___ RAW RECORDS ___

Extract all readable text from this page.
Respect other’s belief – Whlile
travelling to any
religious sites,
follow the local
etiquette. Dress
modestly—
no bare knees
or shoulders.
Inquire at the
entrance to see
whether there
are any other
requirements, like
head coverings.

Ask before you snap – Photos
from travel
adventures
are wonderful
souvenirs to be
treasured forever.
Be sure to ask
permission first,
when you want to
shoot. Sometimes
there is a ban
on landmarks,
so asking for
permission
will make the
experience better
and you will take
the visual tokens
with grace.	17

___

**TASK BRIEF**
Repeat the records above exactly, leaving none out.

**TASK RESPONSE**
Extract all readable text from this page.
Respect other’s belief – Whlile
travelling to any
religious sites,
follow the local
etiquette. Dress
modestly—
no bare knees
or shoulders.
Inquire at the
entrance to see
whether there
are any other
requirements, like
head coverings.

Ask before you snap – Photos
from travel
adventures
are wonderful
souvenirs to be
treasured forever.
Be sure to ask
permission first,
when you want to
shoot. Sometimes
there is a ban
on landmarks,
so asking for
permission
will make the
experience better
and you will take
the visual tokens
with grace.	17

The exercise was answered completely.